▸ Exercise details
Look through the material below. Copy every line with the string "size" in it.

▸ Data shown
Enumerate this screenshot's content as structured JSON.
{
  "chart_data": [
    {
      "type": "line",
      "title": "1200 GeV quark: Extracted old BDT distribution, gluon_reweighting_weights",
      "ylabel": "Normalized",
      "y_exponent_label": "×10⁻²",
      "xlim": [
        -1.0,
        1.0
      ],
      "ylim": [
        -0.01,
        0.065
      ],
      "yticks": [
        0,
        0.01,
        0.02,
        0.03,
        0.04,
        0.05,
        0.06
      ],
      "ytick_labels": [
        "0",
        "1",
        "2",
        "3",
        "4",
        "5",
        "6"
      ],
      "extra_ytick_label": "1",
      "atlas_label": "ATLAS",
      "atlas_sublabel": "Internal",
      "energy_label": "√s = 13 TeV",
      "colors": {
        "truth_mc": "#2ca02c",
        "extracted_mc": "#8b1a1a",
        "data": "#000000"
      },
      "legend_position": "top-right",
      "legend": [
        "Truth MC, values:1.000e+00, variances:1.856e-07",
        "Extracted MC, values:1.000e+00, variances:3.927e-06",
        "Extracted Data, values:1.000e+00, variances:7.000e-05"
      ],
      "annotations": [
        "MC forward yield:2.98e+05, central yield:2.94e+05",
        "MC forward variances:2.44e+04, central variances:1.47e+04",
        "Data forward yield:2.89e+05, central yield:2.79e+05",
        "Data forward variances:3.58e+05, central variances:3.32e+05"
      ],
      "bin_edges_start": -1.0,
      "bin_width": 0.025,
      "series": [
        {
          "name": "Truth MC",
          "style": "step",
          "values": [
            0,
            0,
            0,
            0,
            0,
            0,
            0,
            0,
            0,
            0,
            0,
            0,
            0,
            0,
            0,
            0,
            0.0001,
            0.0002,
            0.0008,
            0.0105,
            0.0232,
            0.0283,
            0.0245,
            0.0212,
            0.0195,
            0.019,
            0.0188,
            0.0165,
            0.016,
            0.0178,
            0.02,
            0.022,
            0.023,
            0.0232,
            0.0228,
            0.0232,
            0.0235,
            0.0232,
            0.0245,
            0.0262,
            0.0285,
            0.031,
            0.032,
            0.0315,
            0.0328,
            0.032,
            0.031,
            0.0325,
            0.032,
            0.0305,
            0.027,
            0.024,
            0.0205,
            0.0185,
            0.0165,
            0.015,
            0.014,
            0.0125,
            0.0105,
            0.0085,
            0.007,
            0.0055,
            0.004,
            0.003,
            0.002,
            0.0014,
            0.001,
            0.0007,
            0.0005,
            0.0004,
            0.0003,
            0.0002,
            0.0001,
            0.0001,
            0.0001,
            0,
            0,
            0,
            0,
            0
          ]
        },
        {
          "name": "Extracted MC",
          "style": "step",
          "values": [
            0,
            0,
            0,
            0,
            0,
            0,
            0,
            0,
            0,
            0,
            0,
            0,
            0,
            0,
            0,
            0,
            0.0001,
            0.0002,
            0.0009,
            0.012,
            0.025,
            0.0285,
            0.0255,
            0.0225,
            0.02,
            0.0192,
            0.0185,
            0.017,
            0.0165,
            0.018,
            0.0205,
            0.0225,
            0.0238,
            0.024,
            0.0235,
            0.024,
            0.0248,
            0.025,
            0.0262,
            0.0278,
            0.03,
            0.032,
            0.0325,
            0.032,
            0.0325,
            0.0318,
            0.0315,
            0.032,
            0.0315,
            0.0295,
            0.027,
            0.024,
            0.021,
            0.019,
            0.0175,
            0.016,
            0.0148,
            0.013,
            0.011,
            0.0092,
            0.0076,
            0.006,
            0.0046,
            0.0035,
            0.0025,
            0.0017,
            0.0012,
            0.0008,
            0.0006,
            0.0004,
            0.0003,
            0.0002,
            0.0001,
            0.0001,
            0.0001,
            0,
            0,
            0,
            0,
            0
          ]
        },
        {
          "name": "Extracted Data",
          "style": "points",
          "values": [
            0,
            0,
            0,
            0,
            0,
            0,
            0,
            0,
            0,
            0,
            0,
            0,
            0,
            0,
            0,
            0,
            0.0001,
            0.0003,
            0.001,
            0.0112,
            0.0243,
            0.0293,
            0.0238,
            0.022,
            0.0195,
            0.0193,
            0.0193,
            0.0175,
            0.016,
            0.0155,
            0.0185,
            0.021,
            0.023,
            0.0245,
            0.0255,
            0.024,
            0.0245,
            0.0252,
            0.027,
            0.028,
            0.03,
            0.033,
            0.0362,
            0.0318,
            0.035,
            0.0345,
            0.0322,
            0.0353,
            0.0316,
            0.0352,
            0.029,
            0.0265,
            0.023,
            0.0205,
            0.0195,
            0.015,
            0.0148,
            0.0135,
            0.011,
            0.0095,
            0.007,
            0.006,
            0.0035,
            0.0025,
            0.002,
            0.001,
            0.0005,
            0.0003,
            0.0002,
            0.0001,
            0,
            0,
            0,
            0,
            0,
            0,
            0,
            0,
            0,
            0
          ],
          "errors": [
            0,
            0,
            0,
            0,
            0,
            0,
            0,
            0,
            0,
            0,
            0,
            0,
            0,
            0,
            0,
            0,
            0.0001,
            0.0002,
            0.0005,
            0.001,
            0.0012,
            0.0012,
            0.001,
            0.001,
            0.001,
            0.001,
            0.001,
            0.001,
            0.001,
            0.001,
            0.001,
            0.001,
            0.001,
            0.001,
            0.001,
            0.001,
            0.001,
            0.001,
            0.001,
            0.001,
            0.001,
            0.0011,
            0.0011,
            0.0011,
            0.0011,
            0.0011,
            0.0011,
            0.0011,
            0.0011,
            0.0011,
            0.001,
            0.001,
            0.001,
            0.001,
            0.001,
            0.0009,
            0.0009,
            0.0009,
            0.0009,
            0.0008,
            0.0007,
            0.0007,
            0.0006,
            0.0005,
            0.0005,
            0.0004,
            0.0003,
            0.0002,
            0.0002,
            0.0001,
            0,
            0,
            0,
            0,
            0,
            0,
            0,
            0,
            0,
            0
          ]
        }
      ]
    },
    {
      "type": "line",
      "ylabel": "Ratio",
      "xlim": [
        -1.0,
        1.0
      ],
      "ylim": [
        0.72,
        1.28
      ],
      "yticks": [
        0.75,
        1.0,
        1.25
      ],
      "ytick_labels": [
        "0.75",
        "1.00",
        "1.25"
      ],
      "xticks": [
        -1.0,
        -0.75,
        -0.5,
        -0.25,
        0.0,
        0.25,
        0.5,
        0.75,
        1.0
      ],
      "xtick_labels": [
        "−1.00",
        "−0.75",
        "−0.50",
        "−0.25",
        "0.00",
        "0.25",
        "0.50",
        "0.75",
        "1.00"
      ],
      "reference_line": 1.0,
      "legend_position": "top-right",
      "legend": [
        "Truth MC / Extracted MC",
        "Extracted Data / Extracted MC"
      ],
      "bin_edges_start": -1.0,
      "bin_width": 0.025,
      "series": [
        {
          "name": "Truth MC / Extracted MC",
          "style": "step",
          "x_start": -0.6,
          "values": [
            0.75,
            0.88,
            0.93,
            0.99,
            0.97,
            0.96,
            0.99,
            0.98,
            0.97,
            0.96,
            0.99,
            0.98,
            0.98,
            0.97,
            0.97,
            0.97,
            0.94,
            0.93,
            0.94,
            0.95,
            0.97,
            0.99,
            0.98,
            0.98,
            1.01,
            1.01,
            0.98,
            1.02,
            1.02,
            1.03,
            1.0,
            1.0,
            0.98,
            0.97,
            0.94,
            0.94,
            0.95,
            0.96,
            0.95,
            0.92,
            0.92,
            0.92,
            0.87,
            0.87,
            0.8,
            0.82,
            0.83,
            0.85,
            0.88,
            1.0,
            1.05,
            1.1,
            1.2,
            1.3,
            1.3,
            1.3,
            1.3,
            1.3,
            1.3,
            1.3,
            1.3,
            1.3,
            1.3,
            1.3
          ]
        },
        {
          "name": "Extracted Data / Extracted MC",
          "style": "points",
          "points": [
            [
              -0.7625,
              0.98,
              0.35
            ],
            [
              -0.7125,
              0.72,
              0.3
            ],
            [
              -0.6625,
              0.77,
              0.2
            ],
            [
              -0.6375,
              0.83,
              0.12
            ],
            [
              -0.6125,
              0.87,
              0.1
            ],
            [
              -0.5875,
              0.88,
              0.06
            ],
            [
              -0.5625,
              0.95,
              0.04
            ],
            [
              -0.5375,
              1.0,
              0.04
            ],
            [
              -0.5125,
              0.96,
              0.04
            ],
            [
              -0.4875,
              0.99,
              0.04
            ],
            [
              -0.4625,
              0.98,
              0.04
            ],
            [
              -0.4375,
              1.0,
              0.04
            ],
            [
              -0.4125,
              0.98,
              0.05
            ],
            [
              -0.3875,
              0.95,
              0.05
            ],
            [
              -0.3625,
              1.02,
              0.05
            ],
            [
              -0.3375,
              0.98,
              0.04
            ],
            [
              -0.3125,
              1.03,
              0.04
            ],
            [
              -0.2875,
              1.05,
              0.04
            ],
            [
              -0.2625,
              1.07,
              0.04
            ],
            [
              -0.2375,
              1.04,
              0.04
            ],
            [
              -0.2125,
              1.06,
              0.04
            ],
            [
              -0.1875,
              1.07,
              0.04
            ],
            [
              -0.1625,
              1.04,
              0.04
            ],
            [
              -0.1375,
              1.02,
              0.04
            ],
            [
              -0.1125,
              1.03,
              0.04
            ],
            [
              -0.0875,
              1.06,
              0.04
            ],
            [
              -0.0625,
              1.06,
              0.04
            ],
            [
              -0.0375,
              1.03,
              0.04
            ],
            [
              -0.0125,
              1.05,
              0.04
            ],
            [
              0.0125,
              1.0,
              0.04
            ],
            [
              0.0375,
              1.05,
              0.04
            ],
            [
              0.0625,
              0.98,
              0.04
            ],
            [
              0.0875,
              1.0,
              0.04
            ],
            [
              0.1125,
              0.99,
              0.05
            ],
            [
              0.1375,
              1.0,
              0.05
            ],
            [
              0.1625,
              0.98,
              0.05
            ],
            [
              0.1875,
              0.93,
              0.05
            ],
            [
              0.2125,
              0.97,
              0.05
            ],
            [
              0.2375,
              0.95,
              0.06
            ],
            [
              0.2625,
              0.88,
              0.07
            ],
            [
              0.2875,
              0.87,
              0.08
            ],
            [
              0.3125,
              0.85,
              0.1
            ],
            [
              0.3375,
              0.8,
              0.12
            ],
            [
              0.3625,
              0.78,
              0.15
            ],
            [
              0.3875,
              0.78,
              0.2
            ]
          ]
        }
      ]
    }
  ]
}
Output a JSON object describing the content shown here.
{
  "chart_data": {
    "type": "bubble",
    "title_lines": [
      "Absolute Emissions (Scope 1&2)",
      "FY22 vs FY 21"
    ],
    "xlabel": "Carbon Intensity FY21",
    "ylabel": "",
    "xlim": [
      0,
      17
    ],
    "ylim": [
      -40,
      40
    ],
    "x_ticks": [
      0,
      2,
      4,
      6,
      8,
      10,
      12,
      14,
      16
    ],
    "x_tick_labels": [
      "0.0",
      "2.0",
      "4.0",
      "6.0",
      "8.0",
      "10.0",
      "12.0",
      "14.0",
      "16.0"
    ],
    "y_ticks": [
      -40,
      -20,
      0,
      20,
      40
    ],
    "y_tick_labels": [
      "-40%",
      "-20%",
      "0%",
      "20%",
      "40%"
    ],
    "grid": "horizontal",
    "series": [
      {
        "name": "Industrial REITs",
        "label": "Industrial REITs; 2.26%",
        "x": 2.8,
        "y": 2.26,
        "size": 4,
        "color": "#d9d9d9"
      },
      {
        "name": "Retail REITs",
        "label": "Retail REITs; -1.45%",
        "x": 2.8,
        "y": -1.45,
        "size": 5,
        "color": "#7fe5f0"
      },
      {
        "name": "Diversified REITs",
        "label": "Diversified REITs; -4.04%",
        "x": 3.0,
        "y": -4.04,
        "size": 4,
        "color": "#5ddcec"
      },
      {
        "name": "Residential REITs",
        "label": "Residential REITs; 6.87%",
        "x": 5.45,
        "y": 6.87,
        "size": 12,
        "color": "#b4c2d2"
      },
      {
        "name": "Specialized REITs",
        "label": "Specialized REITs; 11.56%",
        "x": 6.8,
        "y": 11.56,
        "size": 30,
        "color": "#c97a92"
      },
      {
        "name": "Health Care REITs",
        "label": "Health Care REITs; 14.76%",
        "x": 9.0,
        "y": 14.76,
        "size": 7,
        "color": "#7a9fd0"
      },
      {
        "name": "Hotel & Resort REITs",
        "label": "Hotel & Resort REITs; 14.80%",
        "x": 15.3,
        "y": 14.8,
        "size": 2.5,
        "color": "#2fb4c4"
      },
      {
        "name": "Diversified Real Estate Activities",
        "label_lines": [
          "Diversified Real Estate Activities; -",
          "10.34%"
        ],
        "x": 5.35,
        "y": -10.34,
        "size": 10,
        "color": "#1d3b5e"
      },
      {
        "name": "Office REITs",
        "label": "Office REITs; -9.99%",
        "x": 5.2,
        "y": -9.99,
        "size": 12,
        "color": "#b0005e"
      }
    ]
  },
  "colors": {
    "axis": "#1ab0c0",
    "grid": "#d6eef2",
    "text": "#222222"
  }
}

▸ Task output
        "size": 4,
        "size": 5,
        "size": 4,
        "size": 12,
        "size": 30,
        "size": 7,
        "size": 2.5,
        "size": 10,
        "size": 12,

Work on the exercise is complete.